Requirement:
Sift the listing for lines that hold the string "Staff" and pull them out.

Given data:
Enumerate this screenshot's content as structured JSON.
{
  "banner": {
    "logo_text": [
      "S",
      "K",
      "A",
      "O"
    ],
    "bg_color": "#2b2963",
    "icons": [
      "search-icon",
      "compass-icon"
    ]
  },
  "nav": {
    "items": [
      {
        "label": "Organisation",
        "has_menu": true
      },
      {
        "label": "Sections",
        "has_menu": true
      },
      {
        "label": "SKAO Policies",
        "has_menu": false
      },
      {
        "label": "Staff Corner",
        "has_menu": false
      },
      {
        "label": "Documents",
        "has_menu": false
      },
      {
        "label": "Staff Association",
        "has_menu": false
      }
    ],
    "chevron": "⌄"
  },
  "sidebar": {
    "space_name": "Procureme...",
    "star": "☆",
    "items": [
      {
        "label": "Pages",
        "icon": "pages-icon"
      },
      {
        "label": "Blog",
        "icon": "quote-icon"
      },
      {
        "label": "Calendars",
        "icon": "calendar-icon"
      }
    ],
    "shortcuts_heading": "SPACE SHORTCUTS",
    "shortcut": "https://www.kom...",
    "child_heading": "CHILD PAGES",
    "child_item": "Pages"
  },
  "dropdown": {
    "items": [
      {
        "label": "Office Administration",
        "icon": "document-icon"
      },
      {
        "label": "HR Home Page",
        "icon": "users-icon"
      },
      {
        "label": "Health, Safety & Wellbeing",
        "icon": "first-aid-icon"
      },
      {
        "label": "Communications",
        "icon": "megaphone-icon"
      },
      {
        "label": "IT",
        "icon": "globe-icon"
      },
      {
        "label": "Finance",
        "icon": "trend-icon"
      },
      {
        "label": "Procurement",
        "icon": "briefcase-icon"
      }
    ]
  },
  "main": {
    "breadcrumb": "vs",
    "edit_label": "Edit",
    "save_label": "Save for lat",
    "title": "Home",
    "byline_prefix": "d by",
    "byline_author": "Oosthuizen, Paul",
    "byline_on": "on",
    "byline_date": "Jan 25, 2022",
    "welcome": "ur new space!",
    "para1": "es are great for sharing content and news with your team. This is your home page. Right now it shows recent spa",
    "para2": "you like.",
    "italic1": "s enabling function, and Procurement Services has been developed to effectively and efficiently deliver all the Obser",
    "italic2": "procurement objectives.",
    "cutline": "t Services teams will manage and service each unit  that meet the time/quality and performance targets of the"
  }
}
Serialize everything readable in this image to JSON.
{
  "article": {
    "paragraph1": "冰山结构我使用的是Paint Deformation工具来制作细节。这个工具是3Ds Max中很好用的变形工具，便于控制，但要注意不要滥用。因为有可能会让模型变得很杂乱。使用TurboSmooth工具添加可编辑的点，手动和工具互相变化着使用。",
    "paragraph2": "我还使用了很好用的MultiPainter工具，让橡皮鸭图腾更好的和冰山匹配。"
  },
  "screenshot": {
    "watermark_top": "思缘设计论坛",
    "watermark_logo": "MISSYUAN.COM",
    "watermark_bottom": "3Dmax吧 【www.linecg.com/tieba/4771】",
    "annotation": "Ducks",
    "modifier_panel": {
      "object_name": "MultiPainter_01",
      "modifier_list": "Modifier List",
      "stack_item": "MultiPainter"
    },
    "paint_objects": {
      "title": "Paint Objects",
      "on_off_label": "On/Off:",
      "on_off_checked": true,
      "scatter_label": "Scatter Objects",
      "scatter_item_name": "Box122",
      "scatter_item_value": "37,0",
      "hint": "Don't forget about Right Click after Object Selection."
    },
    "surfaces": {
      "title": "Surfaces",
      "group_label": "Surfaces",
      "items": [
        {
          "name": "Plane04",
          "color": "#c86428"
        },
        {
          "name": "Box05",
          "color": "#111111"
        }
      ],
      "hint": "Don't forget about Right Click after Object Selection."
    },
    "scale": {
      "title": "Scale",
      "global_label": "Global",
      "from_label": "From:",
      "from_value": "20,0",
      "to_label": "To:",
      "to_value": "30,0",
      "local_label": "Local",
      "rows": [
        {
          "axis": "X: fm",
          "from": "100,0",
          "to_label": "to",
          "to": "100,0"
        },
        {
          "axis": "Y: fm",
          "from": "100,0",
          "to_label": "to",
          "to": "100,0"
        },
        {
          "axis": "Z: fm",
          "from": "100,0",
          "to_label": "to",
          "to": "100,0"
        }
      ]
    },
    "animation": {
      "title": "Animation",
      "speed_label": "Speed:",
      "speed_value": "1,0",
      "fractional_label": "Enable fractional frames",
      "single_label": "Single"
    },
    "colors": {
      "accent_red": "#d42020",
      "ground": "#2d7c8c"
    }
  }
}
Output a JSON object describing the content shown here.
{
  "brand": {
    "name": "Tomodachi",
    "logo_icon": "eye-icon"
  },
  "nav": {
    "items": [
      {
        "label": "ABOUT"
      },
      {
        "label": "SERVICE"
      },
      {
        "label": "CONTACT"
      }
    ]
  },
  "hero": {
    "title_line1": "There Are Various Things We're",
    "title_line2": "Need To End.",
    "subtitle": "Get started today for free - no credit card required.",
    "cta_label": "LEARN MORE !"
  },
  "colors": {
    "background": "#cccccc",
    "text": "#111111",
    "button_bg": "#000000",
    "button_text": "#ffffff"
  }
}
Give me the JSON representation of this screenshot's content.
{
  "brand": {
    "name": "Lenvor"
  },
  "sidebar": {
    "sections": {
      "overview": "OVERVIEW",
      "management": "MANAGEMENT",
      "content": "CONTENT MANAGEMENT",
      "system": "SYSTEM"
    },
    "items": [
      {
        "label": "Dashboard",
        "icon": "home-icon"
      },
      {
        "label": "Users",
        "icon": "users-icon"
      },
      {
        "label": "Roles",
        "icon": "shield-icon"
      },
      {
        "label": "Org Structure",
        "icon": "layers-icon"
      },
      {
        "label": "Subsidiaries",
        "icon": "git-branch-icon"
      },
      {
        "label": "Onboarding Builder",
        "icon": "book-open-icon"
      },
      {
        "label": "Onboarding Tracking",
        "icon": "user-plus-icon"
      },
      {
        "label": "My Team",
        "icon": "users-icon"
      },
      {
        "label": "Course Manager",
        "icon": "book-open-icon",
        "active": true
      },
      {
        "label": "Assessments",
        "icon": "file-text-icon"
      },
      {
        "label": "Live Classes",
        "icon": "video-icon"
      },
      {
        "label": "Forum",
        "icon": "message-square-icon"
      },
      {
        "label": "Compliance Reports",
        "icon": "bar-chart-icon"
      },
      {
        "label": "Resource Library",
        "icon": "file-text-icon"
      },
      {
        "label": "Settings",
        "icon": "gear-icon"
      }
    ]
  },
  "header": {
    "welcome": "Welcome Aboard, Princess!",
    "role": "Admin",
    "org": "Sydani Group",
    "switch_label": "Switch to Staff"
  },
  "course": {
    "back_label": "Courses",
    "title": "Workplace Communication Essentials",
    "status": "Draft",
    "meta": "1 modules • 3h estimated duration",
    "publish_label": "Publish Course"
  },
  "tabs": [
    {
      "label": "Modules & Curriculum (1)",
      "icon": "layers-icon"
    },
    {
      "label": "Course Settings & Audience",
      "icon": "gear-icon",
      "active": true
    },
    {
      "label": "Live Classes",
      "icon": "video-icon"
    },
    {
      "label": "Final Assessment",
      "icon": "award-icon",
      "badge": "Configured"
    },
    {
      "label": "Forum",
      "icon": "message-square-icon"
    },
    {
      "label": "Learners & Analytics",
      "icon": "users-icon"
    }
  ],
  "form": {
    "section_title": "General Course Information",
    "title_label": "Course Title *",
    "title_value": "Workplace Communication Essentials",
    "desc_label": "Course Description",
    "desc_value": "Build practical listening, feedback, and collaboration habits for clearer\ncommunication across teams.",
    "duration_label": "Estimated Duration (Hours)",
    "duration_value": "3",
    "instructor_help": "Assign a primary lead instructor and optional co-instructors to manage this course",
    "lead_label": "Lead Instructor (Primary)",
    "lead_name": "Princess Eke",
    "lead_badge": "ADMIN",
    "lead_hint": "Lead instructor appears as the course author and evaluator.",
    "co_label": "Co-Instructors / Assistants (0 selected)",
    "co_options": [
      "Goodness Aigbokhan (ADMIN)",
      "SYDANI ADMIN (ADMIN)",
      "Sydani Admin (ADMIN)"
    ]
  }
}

Problem solution:
        "label": "Staff Corner",
        "label": "Staff Association",
    "switch_label": "Switch to Staff"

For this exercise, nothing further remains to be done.